What needs to be done :: For each line below that includes the word "resistance", make a copy.

[Items from a dataset]
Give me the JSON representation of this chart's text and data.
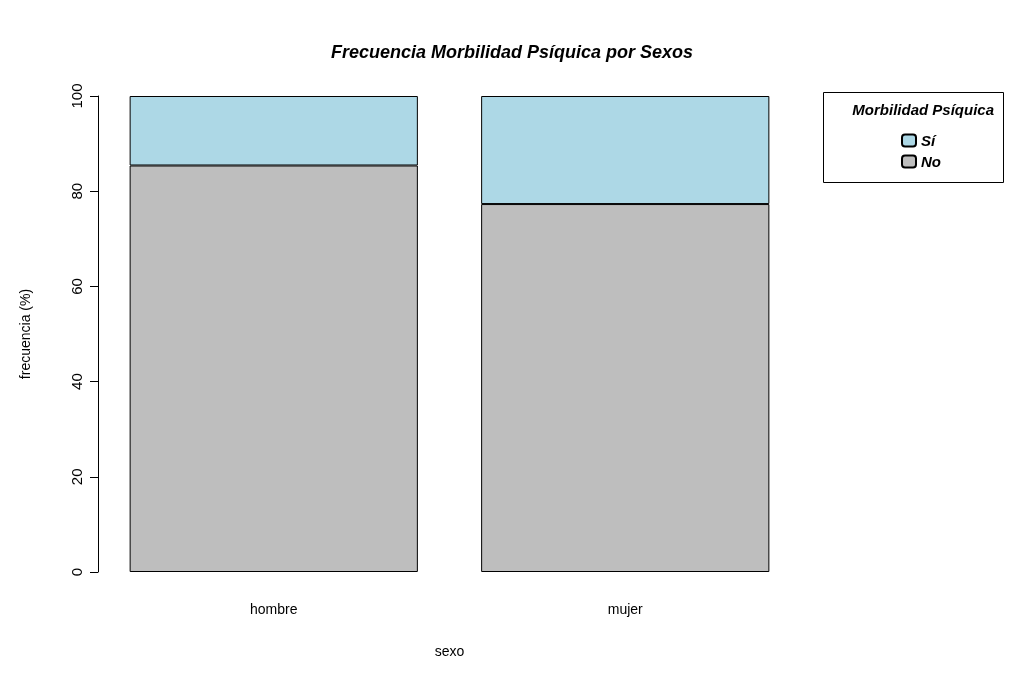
{
  "chart_data": {
    "type": "bar",
    "title": "Frecuencia Morbilidad Psíquica por Sexos",
    "xlabel": "sexo",
    "ylabel": "frecuencia (%)",
    "legend_title": "Morbilidad Psíquica",
    "categories": [
      "hombre",
      "mujer"
    ],
    "stacked": true,
    "series": [
      {
        "name": "No",
        "color": "#bebebe",
        "values": [
          85.4,
          77.3
        ]
      },
      {
        "name": "Sí",
        "color": "#add8e6",
        "values": [
          14.6,
          22.7
        ]
      }
    ],
    "ylim": [
      0,
      100
    ],
    "yticks": [
      0,
      20,
      40,
      60,
      80,
      100
    ],
    "legend": "top right"
  }
}
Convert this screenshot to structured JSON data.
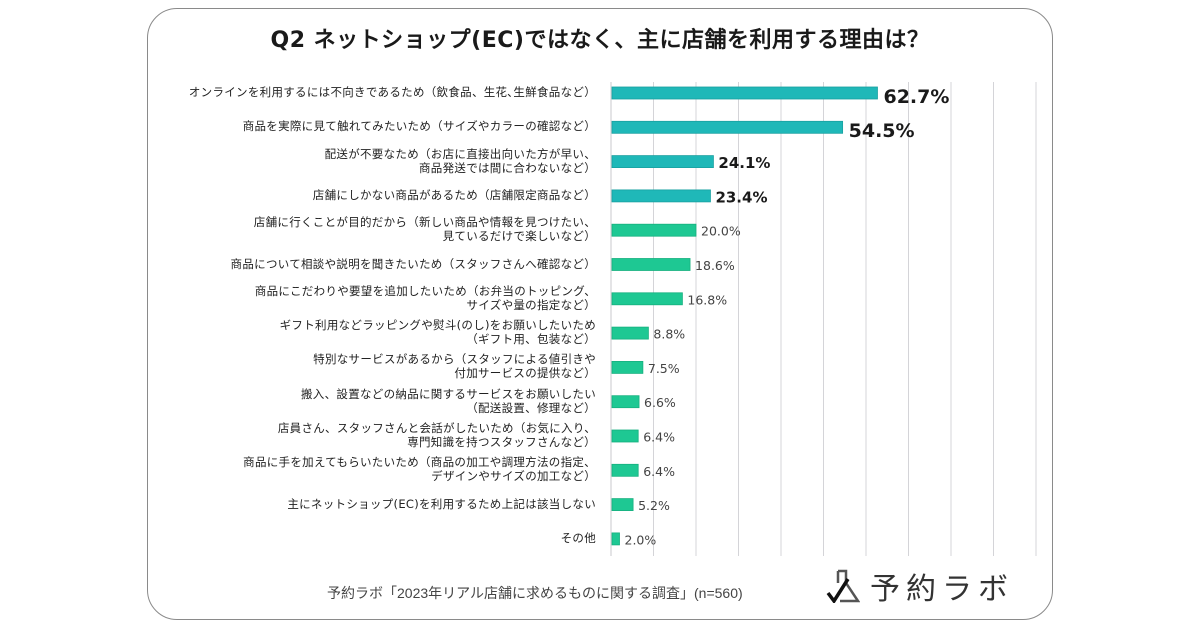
{
  "chart_data": {
    "type": "bar",
    "orientation": "horizontal",
    "title": "Q2  ネットショップ(EC)ではなく、主に店舗を利用する理由は？",
    "xlabel": "",
    "ylabel": "",
    "xlim": [
      0,
      100
    ],
    "grid": true,
    "grid_step": 10,
    "unit": "%",
    "categories": [
      "オンラインを利用するには不向きであるため（飲食品、生花､生鮮食品など）",
      "商品を実際に見て触れてみたいため（サイズやカラーの確認など）",
      "配送が不要なため（お店に直接出向いた方が早い、\n商品発送では間に合わないなど）",
      "店舗にしかない商品があるため（店舗限定商品など）",
      "店舗に行くことが目的だから（新しい商品や情報を見つけたい、\n見ているだけで楽しいなど）",
      "商品について相談や説明を聞きたいため（スタッフさんへ確認など）",
      "商品にこだわりや要望を追加したいため（お弁当のトッピング、\nサイズや量の指定など）",
      "ギフト利用などラッピングや熨斗(のし)をお願いしたいため\n（ギフト用、包装など）",
      "特別なサービスがあるから（スタッフによる値引きや\n付加サービスの提供など）",
      "搬入、設置などの納品に関するサービスをお願いしたい\n（配送設置、修理など）",
      "店員さん、スタッフさんと会話がしたいため（お気に入り、\n専門知識を持つスタッフさんなど）",
      "商品に手を加えてもらいたいため（商品の加工や調理方法の指定、\nデザインやサイズの加工など）",
      "主にネットショップ(EC)を利用するため上記は該当しない",
      "その他"
    ],
    "values": [
      62.7,
      54.5,
      24.1,
      23.4,
      20.0,
      18.6,
      16.8,
      8.8,
      7.5,
      6.6,
      6.4,
      6.4,
      5.2,
      2.0
    ],
    "value_labels": [
      "62.7%",
      "54.5%",
      "24.1%",
      "23.4%",
      "20.0%",
      "18.6%",
      "16.8%",
      "8.8%",
      "7.5%",
      "6.6%",
      "6.4%",
      "6.4%",
      "5.2%",
      "2.0%"
    ],
    "highlight_top_n": 4,
    "colors": {
      "highlight": "#1fb8b8",
      "normal": "#1ec893",
      "grid": "#d4d4d8",
      "label_highlight": "#1a1a1a",
      "label_normal": "#444444"
    }
  },
  "footer": {
    "source": "予約ラボ「2023年リアル店舗に求めるものに関する調査」(n=560)",
    "logo_text": "予約ラボ"
  }
}
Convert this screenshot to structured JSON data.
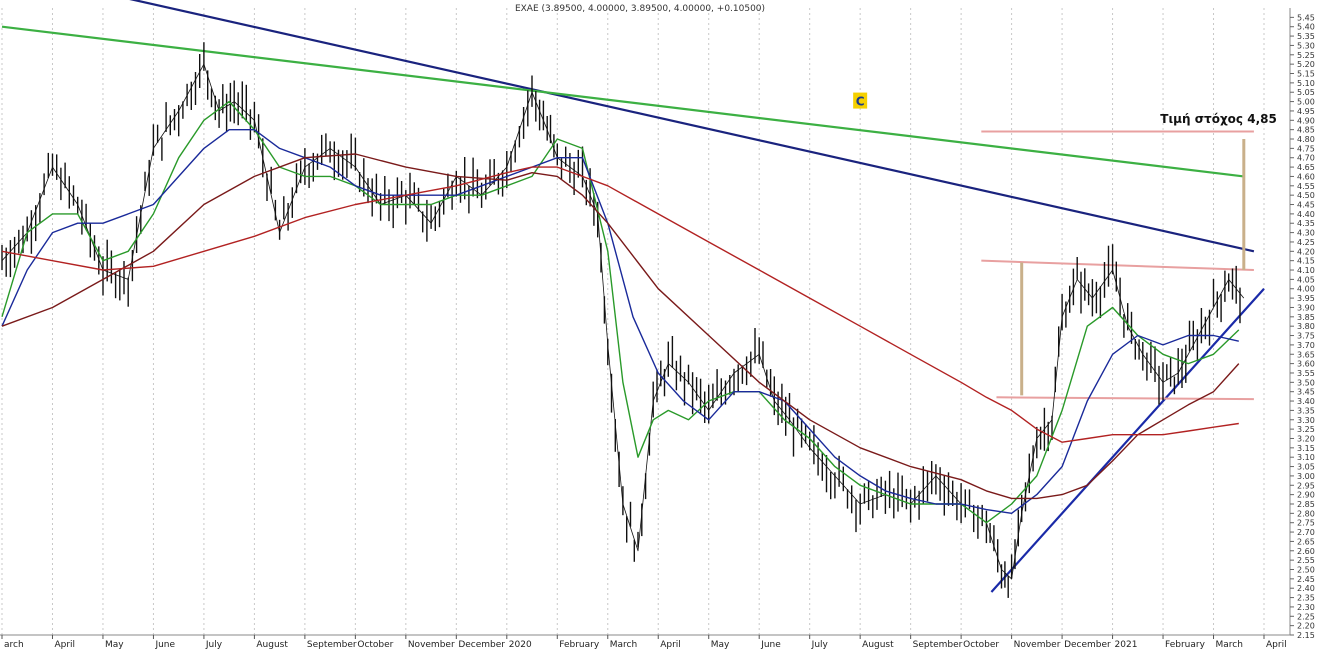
{
  "chart_data": {
    "type": "line",
    "title": "EXAE (3.89500, 4.00000, 3.89500, 4.00000, +0.10500)",
    "subtitle": "",
    "xlabel": "",
    "ylabel": "",
    "ylim": [
      2.15,
      5.5
    ],
    "y_ticks": [
      2.15,
      2.2,
      2.25,
      2.3,
      2.35,
      2.4,
      2.45,
      2.5,
      2.55,
      2.6,
      2.65,
      2.7,
      2.75,
      2.8,
      2.85,
      2.9,
      2.95,
      3.0,
      3.05,
      3.1,
      3.15,
      3.2,
      3.25,
      3.3,
      3.35,
      3.4,
      3.45,
      3.5,
      3.55,
      3.6,
      3.65,
      3.7,
      3.75,
      3.8,
      3.85,
      3.9,
      3.95,
      4.0,
      4.05,
      4.1,
      4.15,
      4.2,
      4.25,
      4.3,
      4.35,
      4.4,
      4.45,
      4.5,
      4.55,
      4.6,
      4.65,
      4.7,
      4.75,
      4.8,
      4.85,
      4.9,
      4.95,
      5.0,
      5.05,
      5.1,
      5.15,
      5.2,
      5.25,
      5.3,
      5.35,
      5.4,
      5.45
    ],
    "y_tick_labels": [
      "2.15",
      "2.20",
      "2.25",
      "2.30",
      "2.35",
      "2.40",
      "2.45",
      "2.50",
      "2.55",
      "2.60",
      "2.65",
      "2.70",
      "2.75",
      "2.80",
      "2.85",
      "2.90",
      "2.95",
      "3.00",
      "3.05",
      "3.10",
      "3.15",
      "3.20",
      "3.25",
      "3.30",
      "3.35",
      "3.40",
      "3.45",
      "3.50",
      "3.55",
      "3.60",
      "3.65",
      "3.70",
      "3.75",
      "3.80",
      "3.85",
      "3.90",
      "3.95",
      "4.00",
      "4.05",
      "4.10",
      "4.15",
      "4.20",
      "4.25",
      "4.30",
      "4.35",
      "4.40",
      "4.45",
      "4.50",
      "4.55",
      "4.60",
      "4.65",
      "4.70",
      "4.75",
      "4.80",
      "4.85",
      "4.90",
      "4.95",
      "5.00",
      "5.05",
      "5.10",
      "5.15",
      "5.20",
      "5.25",
      "5.30",
      "5.35",
      "5.40",
      "5.45"
    ],
    "x_range": [
      0,
      25
    ],
    "months": [
      {
        "label": "arch",
        "x": 0
      },
      {
        "label": "April",
        "x": 1
      },
      {
        "label": "May",
        "x": 2
      },
      {
        "label": "June",
        "x": 3
      },
      {
        "label": "July",
        "x": 4
      },
      {
        "label": "August",
        "x": 5
      },
      {
        "label": "September",
        "x": 6
      },
      {
        "label": "October",
        "x": 7
      },
      {
        "label": "November",
        "x": 8
      },
      {
        "label": "December",
        "x": 9
      },
      {
        "label": "2020",
        "x": 10
      },
      {
        "label": "February",
        "x": 11
      },
      {
        "label": "March",
        "x": 12
      },
      {
        "label": "April",
        "x": 13
      },
      {
        "label": "May",
        "x": 14
      },
      {
        "label": "June",
        "x": 15
      },
      {
        "label": "July",
        "x": 16
      },
      {
        "label": "August",
        "x": 17
      },
      {
        "label": "September",
        "x": 18
      },
      {
        "label": "October",
        "x": 19
      },
      {
        "label": "November",
        "x": 20
      },
      {
        "label": "December",
        "x": 21
      },
      {
        "label": "2021",
        "x": 22
      },
      {
        "label": "February",
        "x": 23
      },
      {
        "label": "March",
        "x": 24
      },
      {
        "label": "April",
        "x": 25
      }
    ],
    "price": {
      "x": [
        0,
        0.5,
        1,
        1.5,
        2,
        2.5,
        3,
        3.5,
        4,
        4.3,
        4.6,
        5,
        5.5,
        6,
        6.5,
        7,
        7.5,
        8,
        8.5,
        9,
        9.5,
        10,
        10.5,
        10.8,
        11,
        11.5,
        11.8,
        12,
        12.3,
        12.6,
        12.9,
        13.2,
        13.6,
        14,
        14.5,
        15,
        15.3,
        15.6,
        16,
        16.5,
        17,
        17.5,
        18,
        18.5,
        19,
        19.5,
        19.8,
        20,
        20.2,
        20.5,
        20.8,
        21,
        21.3,
        21.6,
        22,
        22.3,
        22.6,
        23,
        23.3,
        23.6,
        24,
        24.3,
        24.6
      ],
      "y": [
        4.15,
        4.3,
        4.65,
        4.45,
        4.1,
        4.05,
        4.75,
        4.95,
        5.2,
        4.95,
        5.0,
        4.9,
        4.3,
        4.65,
        4.75,
        4.65,
        4.45,
        4.5,
        4.35,
        4.6,
        4.5,
        4.65,
        5.05,
        4.85,
        4.7,
        4.6,
        4.4,
        3.7,
        2.85,
        2.6,
        3.4,
        3.6,
        3.5,
        3.35,
        3.55,
        3.65,
        3.4,
        3.3,
        3.15,
        3.0,
        2.85,
        2.9,
        2.85,
        3.0,
        2.85,
        2.75,
        2.5,
        2.45,
        2.8,
        3.2,
        3.3,
        3.85,
        4.05,
        3.95,
        4.1,
        3.8,
        3.65,
        3.5,
        3.55,
        3.7,
        3.9,
        4.05,
        3.95
      ]
    },
    "moving_averages": [
      {
        "color": "#2a9a2a",
        "x": [
          0,
          0.5,
          1,
          1.5,
          2,
          2.5,
          3,
          3.5,
          4,
          4.5,
          5,
          5.5,
          6,
          6.5,
          7,
          7.5,
          8,
          8.5,
          9,
          9.5,
          10,
          10.5,
          11,
          11.5,
          12,
          12.3,
          12.6,
          12.9,
          13.2,
          13.6,
          14,
          14.5,
          15,
          15.5,
          16,
          16.5,
          17,
          17.5,
          18,
          18.5,
          19,
          19.5,
          20,
          20.5,
          21,
          21.5,
          22,
          22.5,
          23,
          23.5,
          24,
          24.5
        ],
        "y": [
          3.85,
          4.3,
          4.4,
          4.4,
          4.15,
          4.2,
          4.4,
          4.7,
          4.9,
          5.0,
          4.85,
          4.65,
          4.6,
          4.6,
          4.55,
          4.45,
          4.45,
          4.45,
          4.5,
          4.5,
          4.55,
          4.6,
          4.8,
          4.75,
          4.2,
          3.5,
          3.1,
          3.3,
          3.35,
          3.3,
          3.4,
          3.45,
          3.45,
          3.3,
          3.2,
          3.05,
          2.95,
          2.9,
          2.85,
          2.85,
          2.85,
          2.75,
          2.85,
          3.0,
          3.35,
          3.8,
          3.9,
          3.75,
          3.65,
          3.6,
          3.65,
          3.78
        ]
      },
      {
        "color": "#1a2a9a",
        "x": [
          0,
          0.5,
          1,
          1.5,
          2,
          2.5,
          3,
          3.5,
          4,
          4.5,
          5,
          5.5,
          6,
          6.5,
          7,
          7.5,
          8,
          8.5,
          9,
          9.5,
          10,
          10.5,
          11,
          11.5,
          12,
          12.5,
          13,
          13.5,
          14,
          14.5,
          15,
          15.5,
          16,
          16.5,
          17,
          17.5,
          18,
          18.5,
          19,
          19.5,
          20,
          20.5,
          21,
          21.5,
          22,
          22.5,
          23,
          23.5,
          24,
          24.5
        ],
        "y": [
          3.8,
          4.1,
          4.3,
          4.35,
          4.35,
          4.4,
          4.45,
          4.6,
          4.75,
          4.85,
          4.85,
          4.75,
          4.7,
          4.65,
          4.55,
          4.5,
          4.5,
          4.5,
          4.5,
          4.55,
          4.6,
          4.65,
          4.7,
          4.7,
          4.35,
          3.85,
          3.55,
          3.4,
          3.3,
          3.45,
          3.45,
          3.4,
          3.25,
          3.1,
          3.0,
          2.92,
          2.88,
          2.85,
          2.85,
          2.82,
          2.8,
          2.9,
          3.05,
          3.4,
          3.65,
          3.75,
          3.7,
          3.75,
          3.75,
          3.72
        ]
      },
      {
        "color": "#7a1a1a",
        "x": [
          0,
          1,
          2,
          3,
          4,
          5,
          6,
          7,
          8,
          9,
          10,
          10.5,
          11,
          11.5,
          12,
          13,
          14,
          15,
          16,
          17,
          18,
          19,
          19.5,
          20,
          20.5,
          21,
          21.5,
          22,
          22.5,
          23,
          23.5,
          24,
          24.5
        ],
        "y": [
          3.8,
          3.9,
          4.05,
          4.2,
          4.45,
          4.6,
          4.7,
          4.72,
          4.65,
          4.6,
          4.58,
          4.62,
          4.6,
          4.5,
          4.35,
          4.0,
          3.75,
          3.5,
          3.3,
          3.15,
          3.05,
          2.98,
          2.92,
          2.88,
          2.88,
          2.9,
          2.95,
          3.08,
          3.22,
          3.3,
          3.38,
          3.45,
          3.6
        ]
      },
      {
        "color": "#b22222",
        "x": [
          0,
          1,
          2,
          3,
          4,
          5,
          6,
          7,
          8,
          9,
          10,
          10.5,
          11,
          11.5,
          12,
          13,
          14,
          15,
          16,
          17,
          18,
          19,
          19.5,
          20,
          20.5,
          21,
          21.5,
          22,
          22.5,
          23,
          23.5,
          24,
          24.5
        ],
        "y": [
          4.2,
          4.15,
          4.1,
          4.12,
          4.2,
          4.28,
          4.38,
          4.45,
          4.5,
          4.55,
          4.62,
          4.65,
          4.65,
          4.6,
          4.55,
          4.4,
          4.25,
          4.1,
          3.95,
          3.8,
          3.65,
          3.5,
          3.42,
          3.35,
          3.25,
          3.18,
          3.2,
          3.22,
          3.22,
          3.22,
          3.24,
          3.26,
          3.28
        ]
      }
    ],
    "trendlines": [
      {
        "name": "resistance-blue-down",
        "color": "#1a237e",
        "x": [
          2.5,
          24.8
        ],
        "y": [
          5.55,
          4.2
        ]
      },
      {
        "name": "resistance-green-down",
        "color": "#3cb043",
        "x": [
          0,
          24.6
        ],
        "y": [
          5.4,
          4.6
        ]
      },
      {
        "name": "support-blue-up",
        "color": "#1a2aa8",
        "x": [
          19.6,
          25
        ],
        "y": [
          2.38,
          4.0
        ]
      },
      {
        "name": "target-level",
        "color": "#e8a0a0",
        "x": [
          19.4,
          24.8
        ],
        "y": [
          4.84,
          4.84
        ]
      },
      {
        "name": "range-top",
        "color": "#e8a0a0",
        "x": [
          19.4,
          24.8
        ],
        "y": [
          4.15,
          4.1
        ]
      },
      {
        "name": "range-bottom",
        "color": "#e8a0a0",
        "x": [
          19.7,
          24.8
        ],
        "y": [
          3.42,
          3.41
        ]
      }
    ],
    "verticals": [
      {
        "color": "#c9b08a",
        "x": 20.2,
        "y": [
          3.43,
          4.14
        ]
      },
      {
        "color": "#c9b08a",
        "x": 24.6,
        "y": [
          4.1,
          4.8
        ]
      }
    ],
    "annotations": {
      "target_text": "Τιμή στόχος 4,85",
      "badge": "C"
    }
  }
}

Solution for this task ::
        "name": "resistance-blue-down",
        "name": "resistance-green-down",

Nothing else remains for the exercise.